Goal: Go through the listing and pick out each line with the word "proned" in it.
** start Dataset content **
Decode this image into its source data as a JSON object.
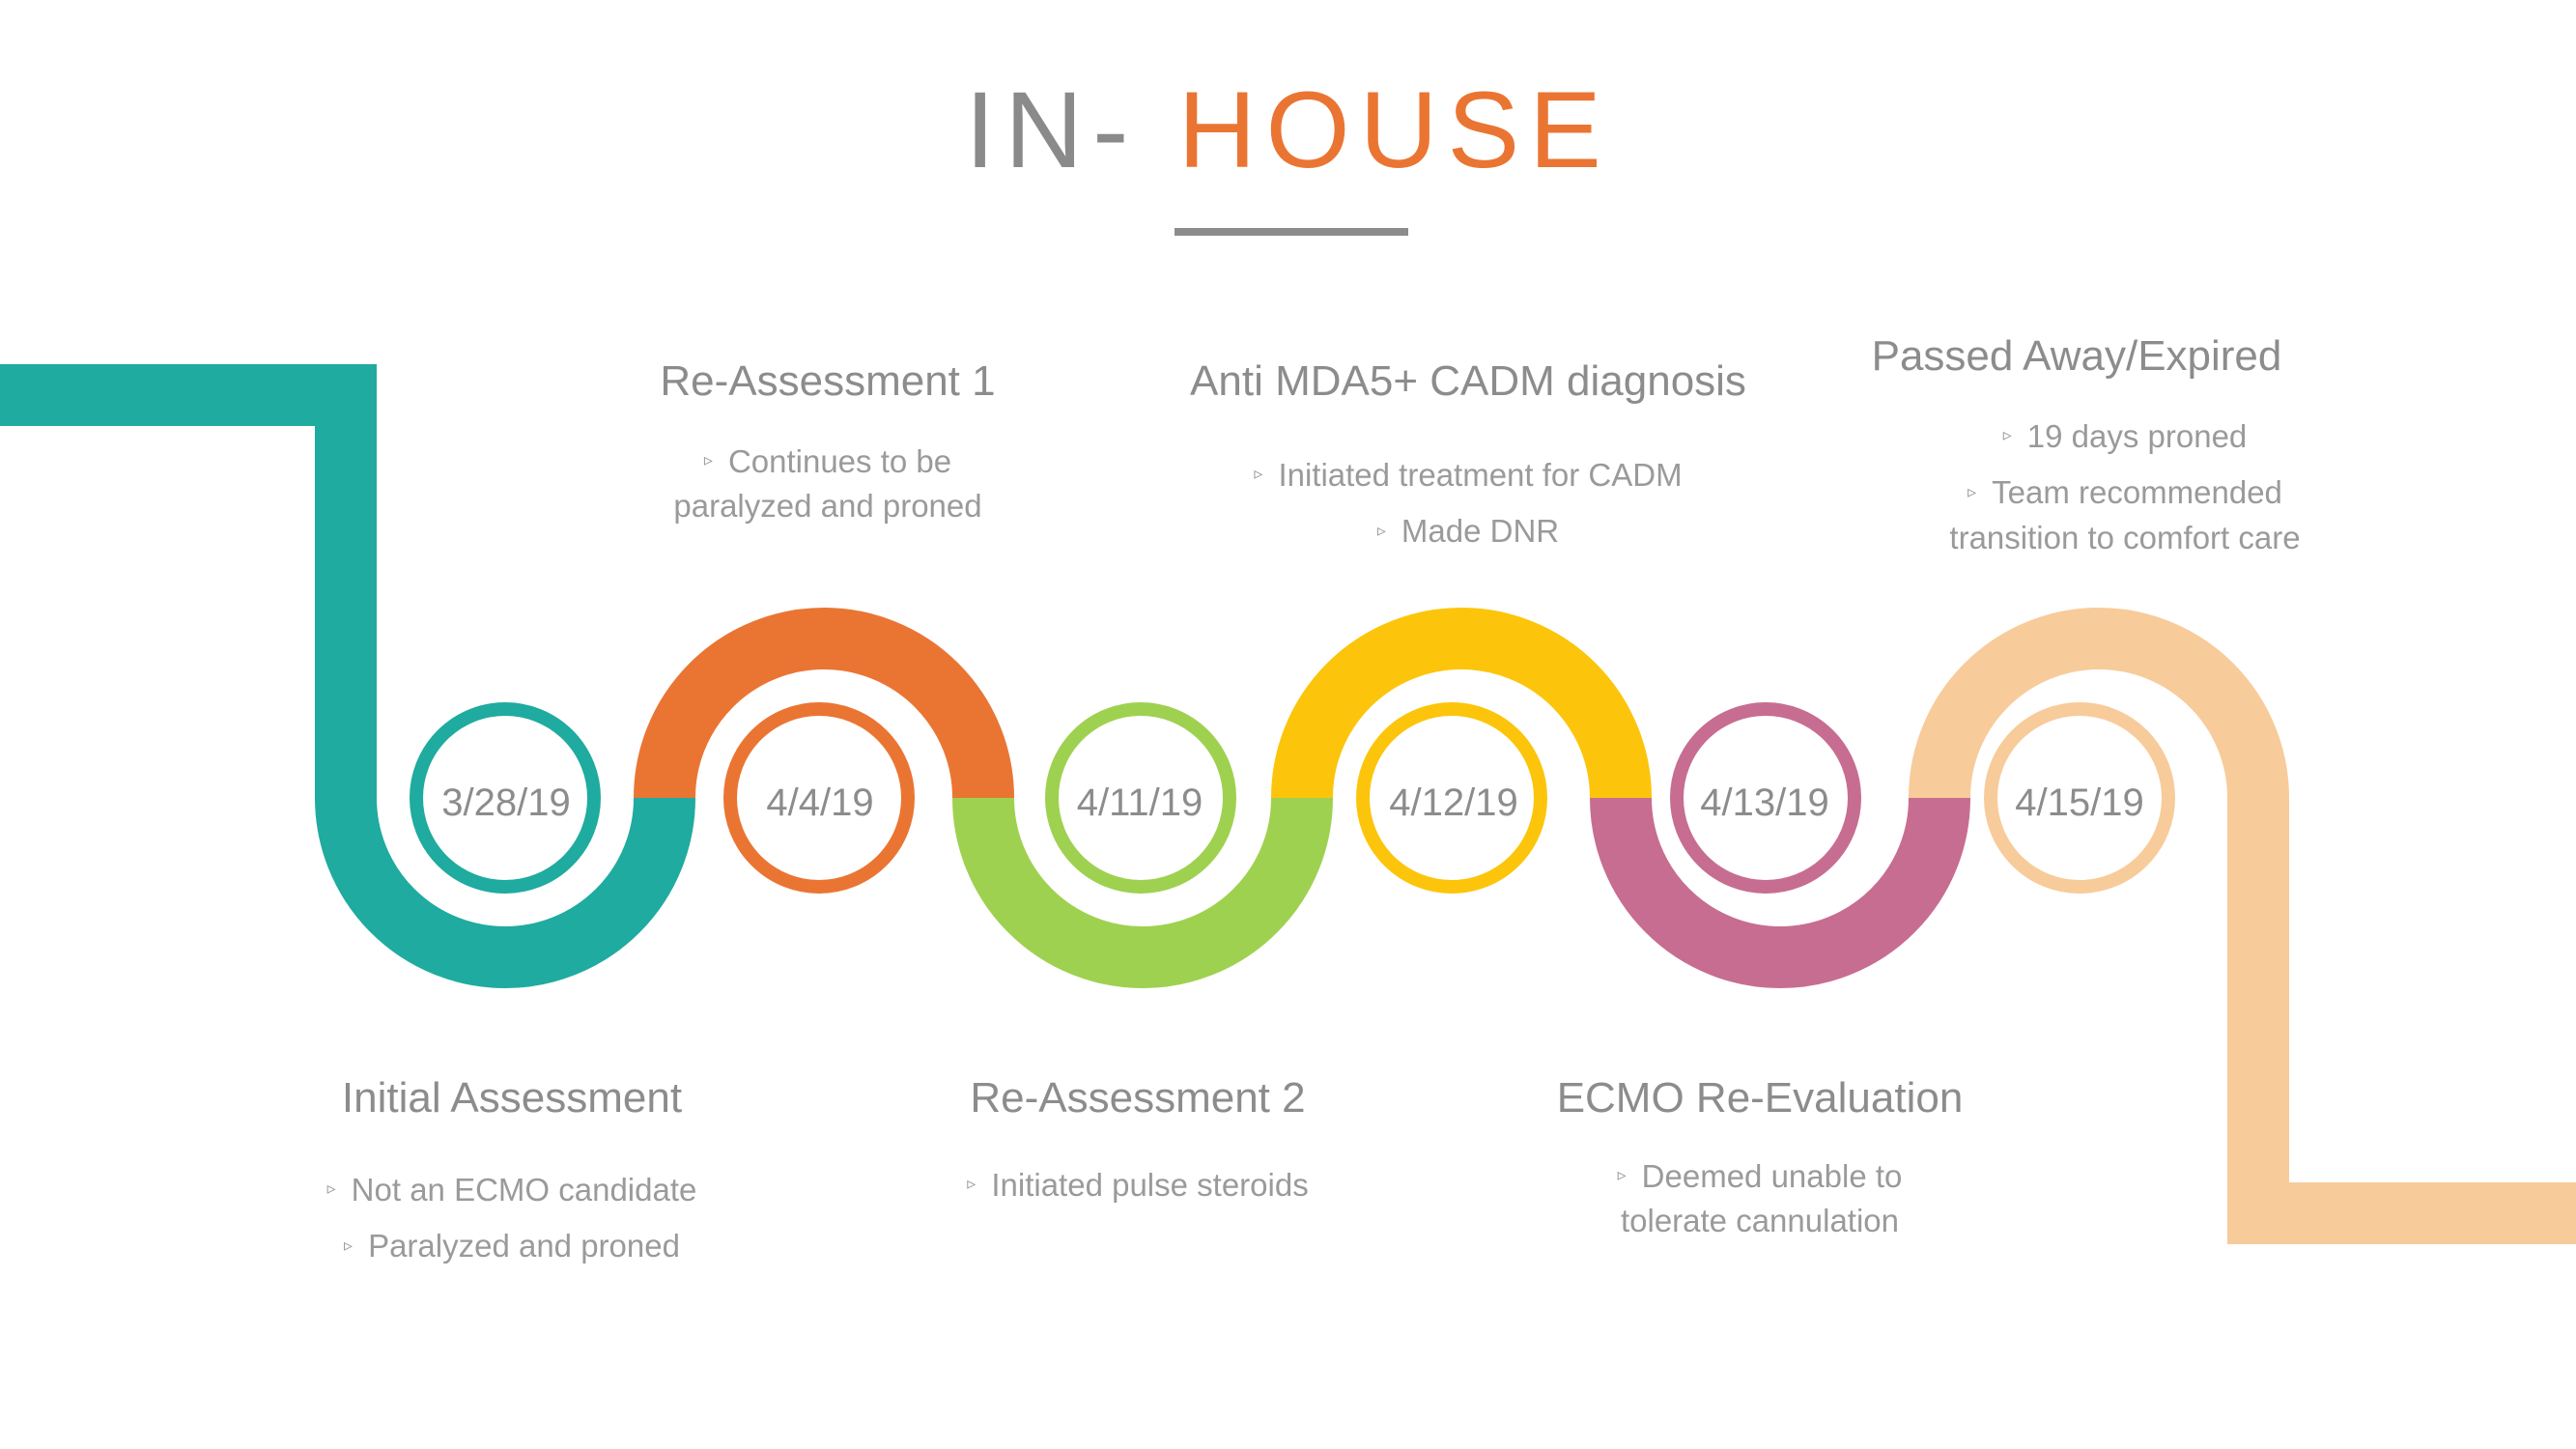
{
  "title": {
    "part1": "IN-",
    "part2": "HOUSE"
  },
  "colors": {
    "teal": "#1fab9f",
    "orange": "#ea7533",
    "green": "#9fd150",
    "yellow": "#fcc50b",
    "pink": "#c76d91",
    "peach": "#f8cb9a",
    "text": "#8c8c8c"
  },
  "bullet_glyph": "▹",
  "events": [
    {
      "date": "3/28/19",
      "title": "Initial Assessment",
      "position": "below",
      "bullets": [
        "Not an ECMO candidate",
        "Paralyzed and proned"
      ]
    },
    {
      "date": "4/4/19",
      "title": "Re-Assessment 1",
      "position": "above",
      "bullets": [
        "Continues to be paralyzed and proned"
      ]
    },
    {
      "date": "4/11/19",
      "title": "Re-Assessment 2",
      "position": "below",
      "bullets": [
        "Initiated pulse steroids"
      ]
    },
    {
      "date": "4/12/19",
      "title": "Anti MDA5+ CADM diagnosis",
      "position": "above",
      "bullets": [
        "Initiated treatment for CADM",
        "Made DNR"
      ]
    },
    {
      "date": "4/13/19",
      "title": "ECMO Re-Evaluation",
      "position": "below",
      "bullets": [
        "Deemed unable to tolerate cannulation"
      ]
    },
    {
      "date": "4/15/19",
      "title": "Passed Away/Expired",
      "position": "above",
      "bullets": [
        "19 days proned",
        "Team recommended transition to comfort care"
      ]
    }
  ]
}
** end Dataset content **
Correct result:
        "Paralyzed and proned"
        "Continues to be paralyzed and proned"
        "19 days proned",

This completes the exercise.